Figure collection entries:
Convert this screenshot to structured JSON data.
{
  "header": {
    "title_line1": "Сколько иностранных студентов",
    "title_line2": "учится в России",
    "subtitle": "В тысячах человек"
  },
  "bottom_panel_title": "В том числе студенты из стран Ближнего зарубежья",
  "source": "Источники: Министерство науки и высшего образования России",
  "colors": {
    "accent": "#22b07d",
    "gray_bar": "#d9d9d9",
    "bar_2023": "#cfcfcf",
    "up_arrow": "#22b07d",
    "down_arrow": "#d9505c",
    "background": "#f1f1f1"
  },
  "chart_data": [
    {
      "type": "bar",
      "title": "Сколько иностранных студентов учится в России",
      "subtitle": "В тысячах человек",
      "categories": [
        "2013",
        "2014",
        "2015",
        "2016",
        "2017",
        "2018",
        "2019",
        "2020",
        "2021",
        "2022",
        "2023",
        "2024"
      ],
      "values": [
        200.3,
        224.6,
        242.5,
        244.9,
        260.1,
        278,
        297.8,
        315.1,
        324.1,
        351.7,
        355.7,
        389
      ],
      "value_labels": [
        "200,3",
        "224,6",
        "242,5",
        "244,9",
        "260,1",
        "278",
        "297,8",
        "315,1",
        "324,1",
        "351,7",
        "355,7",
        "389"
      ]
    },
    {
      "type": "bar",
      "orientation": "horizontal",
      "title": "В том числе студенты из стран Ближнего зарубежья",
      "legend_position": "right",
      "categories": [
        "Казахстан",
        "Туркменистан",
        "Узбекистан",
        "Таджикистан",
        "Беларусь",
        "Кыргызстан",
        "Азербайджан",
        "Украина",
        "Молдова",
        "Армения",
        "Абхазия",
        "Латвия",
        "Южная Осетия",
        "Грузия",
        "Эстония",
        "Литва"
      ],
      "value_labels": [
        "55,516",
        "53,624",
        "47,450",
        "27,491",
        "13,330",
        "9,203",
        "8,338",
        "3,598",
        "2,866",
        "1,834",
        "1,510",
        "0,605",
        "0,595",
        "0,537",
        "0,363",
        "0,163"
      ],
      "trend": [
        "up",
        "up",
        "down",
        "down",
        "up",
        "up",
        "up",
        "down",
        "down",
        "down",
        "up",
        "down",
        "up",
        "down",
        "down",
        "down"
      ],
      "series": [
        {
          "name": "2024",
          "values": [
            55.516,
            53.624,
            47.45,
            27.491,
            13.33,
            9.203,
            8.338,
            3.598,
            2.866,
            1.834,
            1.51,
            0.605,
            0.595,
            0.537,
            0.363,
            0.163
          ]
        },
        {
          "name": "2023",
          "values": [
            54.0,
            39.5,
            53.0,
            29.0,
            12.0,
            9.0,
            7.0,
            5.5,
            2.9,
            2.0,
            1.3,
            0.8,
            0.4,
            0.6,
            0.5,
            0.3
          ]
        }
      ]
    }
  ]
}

● **Written instruction**
Find the word "России" in the material, then list each line that holds it.

● **Output for this task**
    "title_line2": "учится в России",
  "source": "Источники: Министерство науки и высшего образования России",
      "title": "Сколько иностранных студентов учится в России",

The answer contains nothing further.